*TASK DATA*
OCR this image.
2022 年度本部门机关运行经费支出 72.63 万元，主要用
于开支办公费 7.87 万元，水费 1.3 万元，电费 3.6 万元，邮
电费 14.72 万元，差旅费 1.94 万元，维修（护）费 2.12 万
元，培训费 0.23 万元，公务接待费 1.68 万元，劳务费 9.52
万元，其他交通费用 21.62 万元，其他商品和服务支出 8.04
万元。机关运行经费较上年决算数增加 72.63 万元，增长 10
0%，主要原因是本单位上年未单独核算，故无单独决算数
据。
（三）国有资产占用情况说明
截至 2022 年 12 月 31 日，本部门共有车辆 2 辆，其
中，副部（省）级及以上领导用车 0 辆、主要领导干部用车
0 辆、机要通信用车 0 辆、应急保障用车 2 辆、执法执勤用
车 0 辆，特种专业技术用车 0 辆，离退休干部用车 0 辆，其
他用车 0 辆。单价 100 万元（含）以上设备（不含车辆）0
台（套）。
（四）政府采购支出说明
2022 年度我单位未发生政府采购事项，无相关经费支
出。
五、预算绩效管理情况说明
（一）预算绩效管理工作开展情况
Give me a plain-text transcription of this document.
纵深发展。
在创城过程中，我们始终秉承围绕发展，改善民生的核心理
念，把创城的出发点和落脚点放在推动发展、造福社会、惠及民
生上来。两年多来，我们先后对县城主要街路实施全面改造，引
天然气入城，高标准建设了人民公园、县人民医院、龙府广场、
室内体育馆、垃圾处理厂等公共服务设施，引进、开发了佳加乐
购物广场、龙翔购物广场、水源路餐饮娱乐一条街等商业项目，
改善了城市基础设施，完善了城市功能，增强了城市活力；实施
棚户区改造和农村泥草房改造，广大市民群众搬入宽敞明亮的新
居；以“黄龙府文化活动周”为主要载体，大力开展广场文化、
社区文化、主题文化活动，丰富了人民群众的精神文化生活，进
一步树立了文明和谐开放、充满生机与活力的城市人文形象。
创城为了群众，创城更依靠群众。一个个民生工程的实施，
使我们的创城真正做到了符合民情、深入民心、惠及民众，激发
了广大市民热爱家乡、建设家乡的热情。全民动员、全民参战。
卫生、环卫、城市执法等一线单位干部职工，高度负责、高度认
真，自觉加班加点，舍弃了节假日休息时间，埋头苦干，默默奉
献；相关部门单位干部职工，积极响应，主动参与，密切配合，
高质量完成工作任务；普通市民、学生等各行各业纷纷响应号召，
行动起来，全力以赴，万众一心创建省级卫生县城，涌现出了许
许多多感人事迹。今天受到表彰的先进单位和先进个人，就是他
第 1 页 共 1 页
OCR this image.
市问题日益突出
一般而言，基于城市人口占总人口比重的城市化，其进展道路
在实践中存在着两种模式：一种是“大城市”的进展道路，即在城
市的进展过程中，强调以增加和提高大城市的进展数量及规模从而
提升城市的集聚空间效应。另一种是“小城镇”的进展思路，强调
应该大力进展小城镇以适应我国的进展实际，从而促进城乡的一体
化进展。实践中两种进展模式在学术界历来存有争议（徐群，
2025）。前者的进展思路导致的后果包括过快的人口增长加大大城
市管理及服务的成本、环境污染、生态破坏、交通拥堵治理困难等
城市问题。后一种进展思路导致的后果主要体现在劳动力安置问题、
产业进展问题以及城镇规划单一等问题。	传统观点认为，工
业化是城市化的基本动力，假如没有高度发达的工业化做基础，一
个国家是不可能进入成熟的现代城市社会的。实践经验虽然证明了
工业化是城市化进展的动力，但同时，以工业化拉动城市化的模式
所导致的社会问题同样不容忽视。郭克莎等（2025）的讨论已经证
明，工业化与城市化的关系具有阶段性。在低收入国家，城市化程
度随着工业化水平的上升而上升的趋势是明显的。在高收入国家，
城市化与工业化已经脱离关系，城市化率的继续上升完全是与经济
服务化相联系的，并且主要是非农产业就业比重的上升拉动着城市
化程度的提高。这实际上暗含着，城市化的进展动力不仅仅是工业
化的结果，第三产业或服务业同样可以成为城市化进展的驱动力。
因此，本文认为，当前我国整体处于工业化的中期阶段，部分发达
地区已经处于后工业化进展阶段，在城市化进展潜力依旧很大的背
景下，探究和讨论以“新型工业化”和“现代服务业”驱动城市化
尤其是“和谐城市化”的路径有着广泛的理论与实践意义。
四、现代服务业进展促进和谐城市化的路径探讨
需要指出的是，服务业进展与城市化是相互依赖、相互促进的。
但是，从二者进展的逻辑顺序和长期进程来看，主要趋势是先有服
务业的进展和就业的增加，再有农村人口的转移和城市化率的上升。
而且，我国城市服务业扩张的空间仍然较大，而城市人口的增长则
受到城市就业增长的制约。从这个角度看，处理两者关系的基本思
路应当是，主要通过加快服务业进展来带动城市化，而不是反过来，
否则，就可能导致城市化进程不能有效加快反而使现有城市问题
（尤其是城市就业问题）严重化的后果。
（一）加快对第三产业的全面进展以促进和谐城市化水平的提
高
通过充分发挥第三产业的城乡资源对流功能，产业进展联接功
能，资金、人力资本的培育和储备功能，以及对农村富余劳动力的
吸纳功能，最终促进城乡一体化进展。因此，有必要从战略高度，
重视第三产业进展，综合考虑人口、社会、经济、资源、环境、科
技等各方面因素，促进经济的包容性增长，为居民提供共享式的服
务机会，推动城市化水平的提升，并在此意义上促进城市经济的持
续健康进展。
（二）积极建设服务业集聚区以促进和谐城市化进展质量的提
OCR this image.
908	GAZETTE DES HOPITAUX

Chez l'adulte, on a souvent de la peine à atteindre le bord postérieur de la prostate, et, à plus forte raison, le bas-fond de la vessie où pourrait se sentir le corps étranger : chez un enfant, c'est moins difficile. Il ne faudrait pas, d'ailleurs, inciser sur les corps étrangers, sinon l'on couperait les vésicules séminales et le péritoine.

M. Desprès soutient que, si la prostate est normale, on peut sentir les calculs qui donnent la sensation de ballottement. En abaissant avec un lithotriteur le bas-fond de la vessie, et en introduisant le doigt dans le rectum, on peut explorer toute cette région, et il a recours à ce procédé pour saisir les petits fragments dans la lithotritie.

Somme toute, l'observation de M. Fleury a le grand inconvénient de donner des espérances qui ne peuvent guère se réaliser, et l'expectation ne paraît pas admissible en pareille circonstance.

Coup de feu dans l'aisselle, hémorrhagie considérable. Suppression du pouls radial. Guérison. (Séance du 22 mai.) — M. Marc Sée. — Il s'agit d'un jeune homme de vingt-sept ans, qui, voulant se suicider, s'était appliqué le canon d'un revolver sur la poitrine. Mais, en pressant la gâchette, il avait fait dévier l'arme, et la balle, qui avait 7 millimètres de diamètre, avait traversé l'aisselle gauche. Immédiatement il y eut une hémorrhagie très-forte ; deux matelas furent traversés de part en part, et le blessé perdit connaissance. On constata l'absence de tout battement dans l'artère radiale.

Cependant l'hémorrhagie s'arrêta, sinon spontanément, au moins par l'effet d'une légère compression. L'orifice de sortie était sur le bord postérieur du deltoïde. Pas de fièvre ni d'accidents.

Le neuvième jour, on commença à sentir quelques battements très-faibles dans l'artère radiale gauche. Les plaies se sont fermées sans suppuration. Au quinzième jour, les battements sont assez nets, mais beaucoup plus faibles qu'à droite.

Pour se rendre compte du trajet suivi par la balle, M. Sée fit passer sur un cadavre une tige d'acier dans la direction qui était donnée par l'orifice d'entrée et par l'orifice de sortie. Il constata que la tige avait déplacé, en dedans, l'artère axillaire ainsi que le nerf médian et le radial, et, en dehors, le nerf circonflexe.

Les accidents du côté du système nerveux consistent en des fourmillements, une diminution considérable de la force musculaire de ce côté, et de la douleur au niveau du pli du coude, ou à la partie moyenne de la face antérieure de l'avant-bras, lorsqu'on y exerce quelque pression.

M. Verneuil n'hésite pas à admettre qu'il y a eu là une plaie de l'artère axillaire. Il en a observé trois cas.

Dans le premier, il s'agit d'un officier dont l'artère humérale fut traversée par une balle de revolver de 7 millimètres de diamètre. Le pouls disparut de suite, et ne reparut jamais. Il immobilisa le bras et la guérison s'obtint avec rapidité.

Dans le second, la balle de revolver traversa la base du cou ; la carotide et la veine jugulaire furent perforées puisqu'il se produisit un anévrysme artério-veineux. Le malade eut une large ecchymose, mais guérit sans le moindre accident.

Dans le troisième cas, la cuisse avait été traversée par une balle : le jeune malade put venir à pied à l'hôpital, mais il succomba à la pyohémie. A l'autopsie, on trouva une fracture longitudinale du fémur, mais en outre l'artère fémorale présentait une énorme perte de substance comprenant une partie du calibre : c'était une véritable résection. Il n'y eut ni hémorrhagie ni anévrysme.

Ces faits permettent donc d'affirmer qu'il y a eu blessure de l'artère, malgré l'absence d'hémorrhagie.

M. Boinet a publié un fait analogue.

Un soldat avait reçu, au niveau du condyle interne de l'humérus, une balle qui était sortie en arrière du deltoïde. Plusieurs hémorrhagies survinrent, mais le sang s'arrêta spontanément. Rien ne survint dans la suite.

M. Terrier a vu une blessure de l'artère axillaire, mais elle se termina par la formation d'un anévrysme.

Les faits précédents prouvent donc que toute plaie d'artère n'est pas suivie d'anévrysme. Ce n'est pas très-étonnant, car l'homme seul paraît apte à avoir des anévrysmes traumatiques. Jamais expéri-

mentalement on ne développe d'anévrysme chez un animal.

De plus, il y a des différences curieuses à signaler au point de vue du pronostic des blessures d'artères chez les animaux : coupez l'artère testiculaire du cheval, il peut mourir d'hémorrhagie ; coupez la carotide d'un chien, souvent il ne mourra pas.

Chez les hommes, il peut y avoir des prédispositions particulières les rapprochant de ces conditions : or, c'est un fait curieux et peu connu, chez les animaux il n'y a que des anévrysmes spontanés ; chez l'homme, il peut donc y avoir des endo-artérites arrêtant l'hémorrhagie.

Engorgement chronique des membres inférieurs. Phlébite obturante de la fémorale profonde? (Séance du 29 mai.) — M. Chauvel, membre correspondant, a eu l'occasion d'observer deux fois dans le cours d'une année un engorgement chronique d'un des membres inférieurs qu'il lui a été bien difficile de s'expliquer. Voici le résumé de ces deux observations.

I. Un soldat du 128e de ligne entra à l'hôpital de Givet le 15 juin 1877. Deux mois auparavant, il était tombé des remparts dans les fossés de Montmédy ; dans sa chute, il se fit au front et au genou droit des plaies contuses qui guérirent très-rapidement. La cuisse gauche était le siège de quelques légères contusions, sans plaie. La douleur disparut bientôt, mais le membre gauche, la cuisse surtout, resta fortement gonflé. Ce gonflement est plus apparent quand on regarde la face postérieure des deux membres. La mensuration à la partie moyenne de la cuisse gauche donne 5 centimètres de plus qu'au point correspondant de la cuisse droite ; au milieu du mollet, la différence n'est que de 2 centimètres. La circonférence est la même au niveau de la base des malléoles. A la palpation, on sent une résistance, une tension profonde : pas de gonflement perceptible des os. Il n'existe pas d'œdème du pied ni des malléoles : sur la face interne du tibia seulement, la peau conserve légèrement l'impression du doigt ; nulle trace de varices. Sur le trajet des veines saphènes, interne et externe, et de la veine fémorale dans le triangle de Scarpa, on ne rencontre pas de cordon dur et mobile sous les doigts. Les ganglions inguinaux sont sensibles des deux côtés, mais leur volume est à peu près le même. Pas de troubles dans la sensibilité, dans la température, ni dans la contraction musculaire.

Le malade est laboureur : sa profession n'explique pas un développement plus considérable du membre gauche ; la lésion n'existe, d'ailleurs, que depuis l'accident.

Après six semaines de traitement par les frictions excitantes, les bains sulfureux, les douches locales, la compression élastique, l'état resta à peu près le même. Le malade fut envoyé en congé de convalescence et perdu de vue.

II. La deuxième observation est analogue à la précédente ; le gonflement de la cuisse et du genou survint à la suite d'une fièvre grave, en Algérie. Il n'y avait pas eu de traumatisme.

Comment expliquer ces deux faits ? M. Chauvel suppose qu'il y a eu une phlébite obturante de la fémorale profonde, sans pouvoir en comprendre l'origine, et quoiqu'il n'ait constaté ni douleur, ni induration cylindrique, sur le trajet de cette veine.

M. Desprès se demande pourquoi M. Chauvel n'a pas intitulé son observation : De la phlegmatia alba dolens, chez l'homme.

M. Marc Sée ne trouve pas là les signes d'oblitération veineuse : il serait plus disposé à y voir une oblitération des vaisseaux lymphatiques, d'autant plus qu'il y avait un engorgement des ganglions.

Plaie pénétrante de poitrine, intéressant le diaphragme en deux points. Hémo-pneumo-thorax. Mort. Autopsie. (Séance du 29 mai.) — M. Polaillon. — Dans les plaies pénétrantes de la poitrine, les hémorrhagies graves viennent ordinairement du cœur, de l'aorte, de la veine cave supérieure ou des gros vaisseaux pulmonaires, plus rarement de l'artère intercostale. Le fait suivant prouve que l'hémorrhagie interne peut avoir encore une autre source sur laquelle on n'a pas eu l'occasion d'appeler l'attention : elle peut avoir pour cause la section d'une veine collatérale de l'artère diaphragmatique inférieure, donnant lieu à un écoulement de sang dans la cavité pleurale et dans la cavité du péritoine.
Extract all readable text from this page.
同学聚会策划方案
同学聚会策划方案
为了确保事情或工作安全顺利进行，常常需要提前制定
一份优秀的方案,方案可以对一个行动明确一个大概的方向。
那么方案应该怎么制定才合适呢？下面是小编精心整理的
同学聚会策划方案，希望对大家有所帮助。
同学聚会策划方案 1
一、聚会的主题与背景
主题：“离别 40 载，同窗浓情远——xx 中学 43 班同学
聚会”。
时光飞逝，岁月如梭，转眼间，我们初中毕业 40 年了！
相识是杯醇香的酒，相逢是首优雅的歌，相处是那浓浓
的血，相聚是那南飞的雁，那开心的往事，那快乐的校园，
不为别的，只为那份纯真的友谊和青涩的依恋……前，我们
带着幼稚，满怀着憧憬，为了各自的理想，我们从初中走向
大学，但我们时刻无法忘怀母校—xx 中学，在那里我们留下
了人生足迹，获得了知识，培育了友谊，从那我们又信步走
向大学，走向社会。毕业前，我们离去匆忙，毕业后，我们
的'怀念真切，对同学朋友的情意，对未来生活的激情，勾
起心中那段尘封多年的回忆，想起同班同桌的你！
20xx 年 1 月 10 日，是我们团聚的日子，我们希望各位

*GIVEN EXERCISE*
Search the entries for the word "analogue", then list each line that holds it.

*TASK RESPONSE*
M. Boinet a publié un fait analogue.
II. La deuxième observation est analogue à la précédente ; le gonflement de la cuisse et du genou survint à la suite d'une fièvre grave, en Algérie. Il n'y avait pas eu de traumatisme.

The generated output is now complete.